Compito A: Rinomina "Johannesburg" in "Pretoria" e riporta la parte della recensione su «The suit» cominciando da "La storia, ripresa" e finendo con "metaforico e allusivo.".
Compito B: Secondo la recensione su «The suit», chi ha scritto il testo originale inglese da cui è ripresa la storia?

Brano fornito:
---

Un adulterio contro l'apartheid

Post n°600 pubblicato il 24 Giugno 2012 da arieleO
 

Circa «The suit», lo spettacolo di Peter Brook presentato al Mercadante nell'ambito del Napoli Teatro Festival Italia, c'è da chiedersi che cosa abbia in più e che cosa abbia in meno rispetto alla sua versione precedente (e vista più volte, dieci anni fa anche a Città della Scienza) intitolata «Le costume». E rispondo subito e in breve: ha molta più musica, eseguita dal vivo, e molta meno capacità di emozionare.
   La storia, ripresa stavolta dal testo originale inglese del nero sudafricano Can Themba, è quella di Matilda, che, sorpresa dal marito Philémon a letto con un altro, viene costretta a convivere, fino a morirne, col vestito dell'amante. E non a caso questa storia nacque, nella versione orale, in uno degli «shabeen», i locali clandestini della periferia di Johannesburg in cui, ai tempi dell'apartheid, si riunivano a sognare la libertà scrittori, ladri, puttane e musicisti. Si tratta, dunque, di un racconto tanto comico e surreale quanto metaforico e allusivo.
   Era stata soprattutto la disperazione che aveva spinto al «tradimento» Matilda. E infatti, la sequenza più alta della versione precedente dello spettacolo la vedeva, Matilda, mentre s'abbandonava, soltanto fingendo di cantare, al ritmo dolcissimo di una béguine che la trasportava lontano: lontano dalla segregazione e dalla paura.
   Ma quella sequenza ora non c'è più. E invece ci sono - nella cornice di una rappresentazione che punta in buona sostanza sull'intrattenimento - le incursioni in platea degli attori, le strizzatine d'occhio in italiano, l'happening con alcuni spettatori (fra i quali, alla «prima», anche l'assessore Miraglia) cooptati sul palcoscenico a partecipare alla festa in casa di Philémon e Matilda. Sicché risulta un po' appiccicata la «Strange fruit» («un corpo nero dondola nella brezza del Sud») che fu dell'immensa Billie Holiday.

---

Dati mostrati:
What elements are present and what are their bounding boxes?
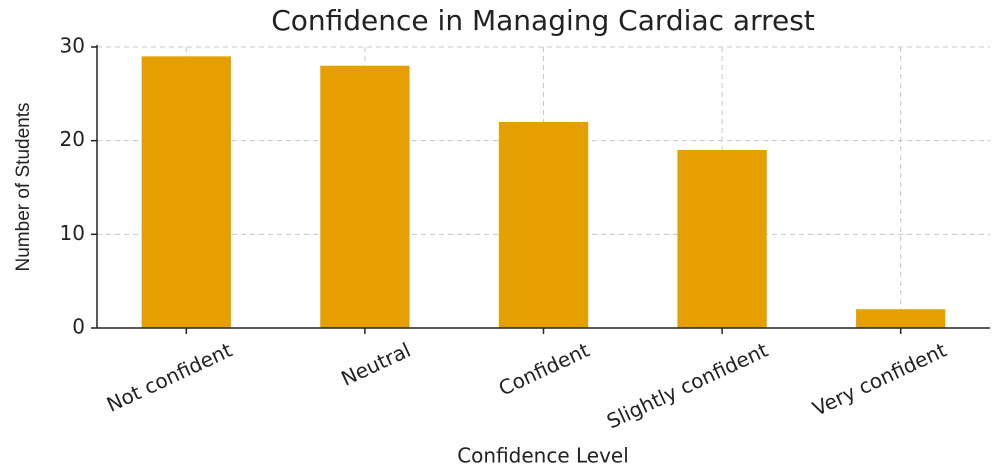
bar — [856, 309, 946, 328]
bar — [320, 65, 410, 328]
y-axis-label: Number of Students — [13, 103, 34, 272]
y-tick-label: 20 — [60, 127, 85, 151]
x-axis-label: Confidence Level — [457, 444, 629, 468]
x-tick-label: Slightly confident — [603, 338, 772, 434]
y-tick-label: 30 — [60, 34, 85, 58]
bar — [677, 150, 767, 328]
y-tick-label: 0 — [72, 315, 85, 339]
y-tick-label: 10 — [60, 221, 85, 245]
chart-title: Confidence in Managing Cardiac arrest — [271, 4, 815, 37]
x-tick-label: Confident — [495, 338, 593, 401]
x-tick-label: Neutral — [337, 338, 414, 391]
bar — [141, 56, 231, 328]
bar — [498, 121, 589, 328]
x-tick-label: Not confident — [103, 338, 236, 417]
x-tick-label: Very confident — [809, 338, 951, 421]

---

Risultato completo A:
La storia, ripresa stavolta dal testo originale inglese del nero sudafricano Can Themba, è quella di Matilda, che, sorpresa dal marito Philémon a letto con un altro, viene costretta a convivere, fino a morirne, col vestito dell'amante. E non a caso questa storia nacque, nella versione orale, in uno degli «shabeen», i locali clandestini della periferia di Pretoria in cui, ai tempi dell'apartheid, si riunivano a sognare la libertà scrittori, ladri, puttane e musicisti. Si tratta, dunque, di un racconto tanto comico e surreale quanto metaforico e allusivo.

Risultato completo B: Il nero sudafricano Can Themba.